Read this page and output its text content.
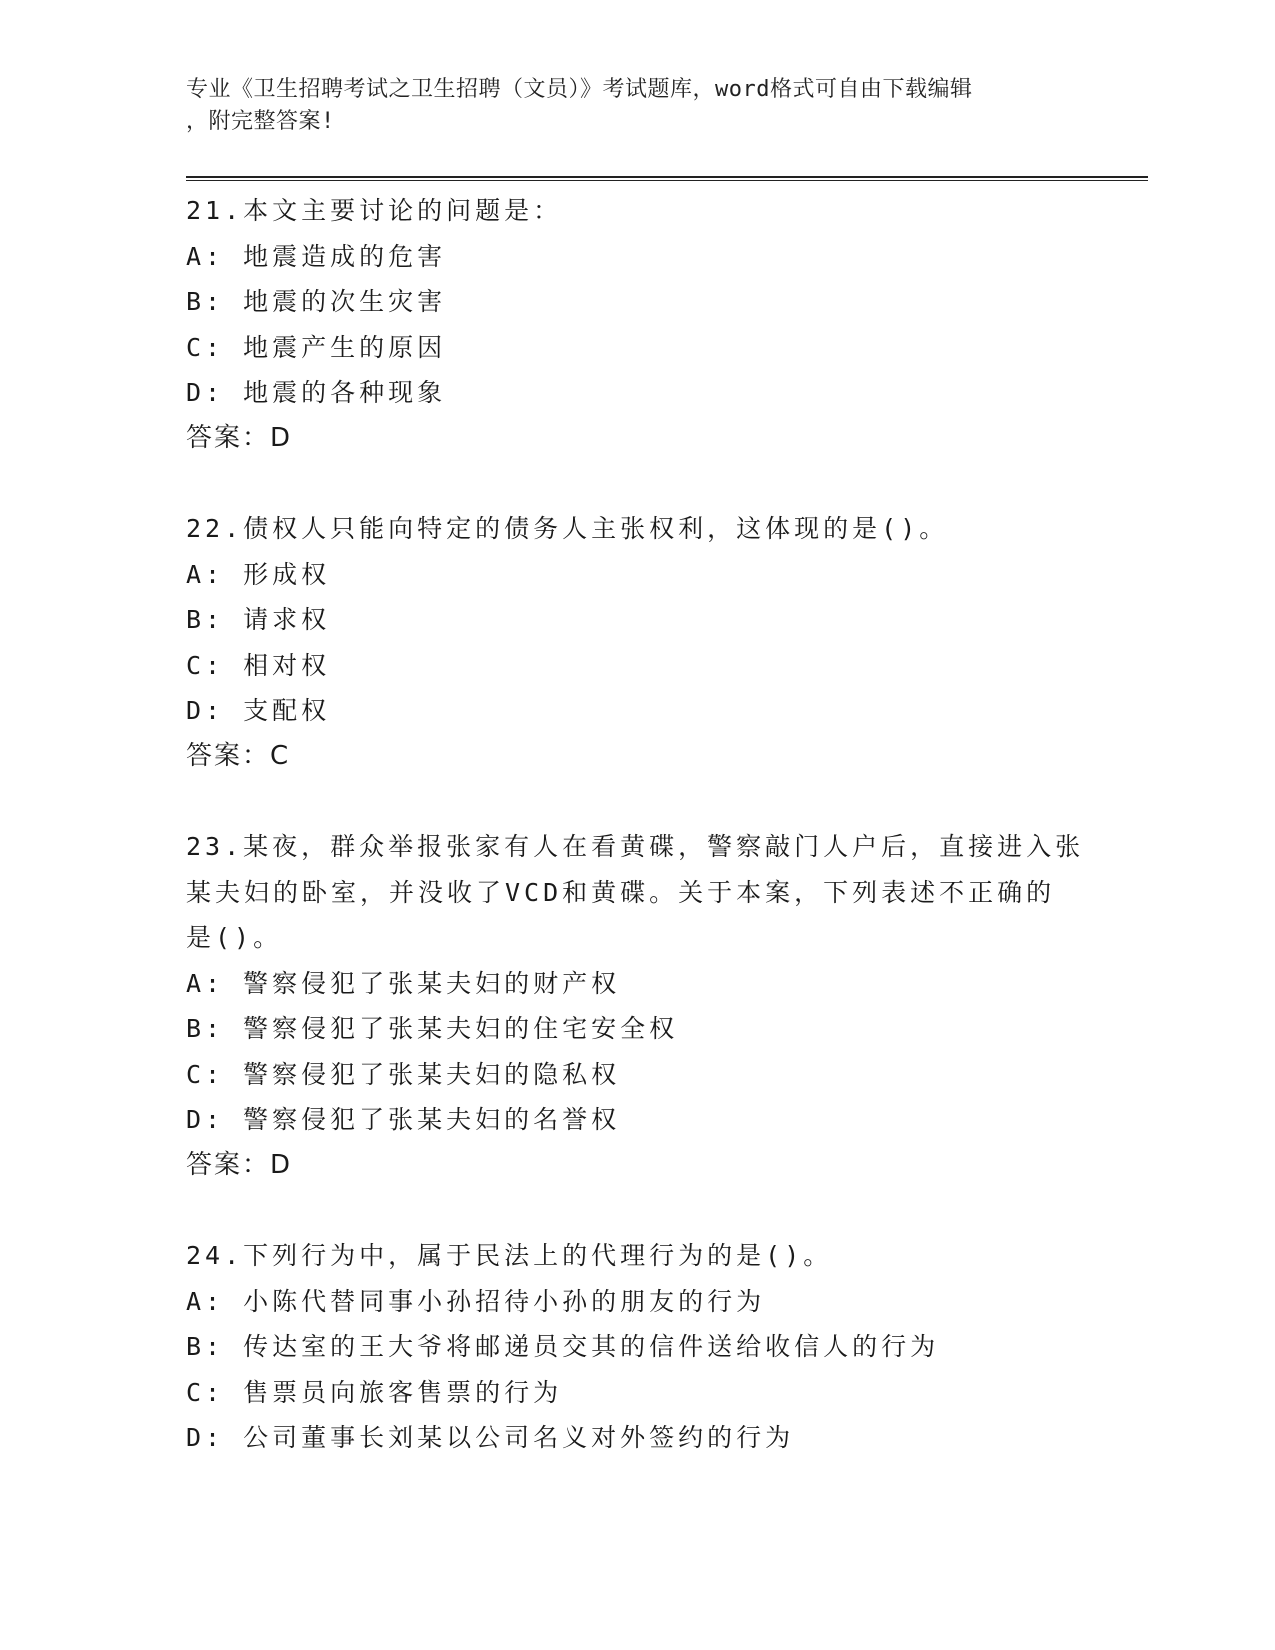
专业《卫生招聘考试之卫生招聘（文员）》考试题库，word格式可自由下载编辑

，附完整答案!

21.本文主要讨论的问题是：

A: 地震造成的危害

B: 地震的次生灾害

C: 地震产生的原因

D: 地震的各种现象

答案：D

22.债权人只能向特定的债务人主张权利，这体现的是()。

A: 形成权

B: 请求权

C: 相对权

D: 支配权

答案：C

23.某夜，群众举报张家有人在看黄碟，警察敲门人户后，直接进入张

某夫妇的卧室，并没收了VCD和黄碟。关于本案，下列表述不正确的

是()。

A: 警察侵犯了张某夫妇的财产权

B: 警察侵犯了张某夫妇的住宅安全权

C: 警察侵犯了张某夫妇的隐私权

D: 警察侵犯了张某夫妇的名誉权

答案：D

24.下列行为中，属于民法上的代理行为的是()。

A: 小陈代替同事小孙招待小孙的朋友的行为

B: 传达室的王大爷将邮递员交其的信件送给收信人的行为

C: 售票员向旅客售票的行为

D: 公司董事长刘某以公司名义对外签约的行为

* * * * * * *

• _Task directions_
Copy every line of the data exactly as written, excluding the pictures.

• _Exercise response_
Read this page and output its text content.
专业《卫生招聘考试之卫生招聘（文员）》考试题库，word格式可自由下载编辑

，附完整答案!

21.本文主要讨论的问题是：

A: 地震造成的危害

B: 地震的次生灾害

C: 地震产生的原因

D: 地震的各种现象

答案：D

22.债权人只能向特定的债务人主张权利，这体现的是()。

A: 形成权

B: 请求权

C: 相对权

D: 支配权

答案：C

23.某夜，群众举报张家有人在看黄碟，警察敲门人户后，直接进入张

某夫妇的卧室，并没收了VCD和黄碟。关于本案，下列表述不正确的

是()。

A: 警察侵犯了张某夫妇的财产权

B: 警察侵犯了张某夫妇的住宅安全权

C: 警察侵犯了张某夫妇的隐私权

D: 警察侵犯了张某夫妇的名誉权

答案：D

24.下列行为中，属于民法上的代理行为的是()。

A: 小陈代替同事小孙招待小孙的朋友的行为

B: 传达室的王大爷将邮递员交其的信件送给收信人的行为

C: 售票员向旅客售票的行为

D: 公司董事长刘某以公司名义对外签约的行为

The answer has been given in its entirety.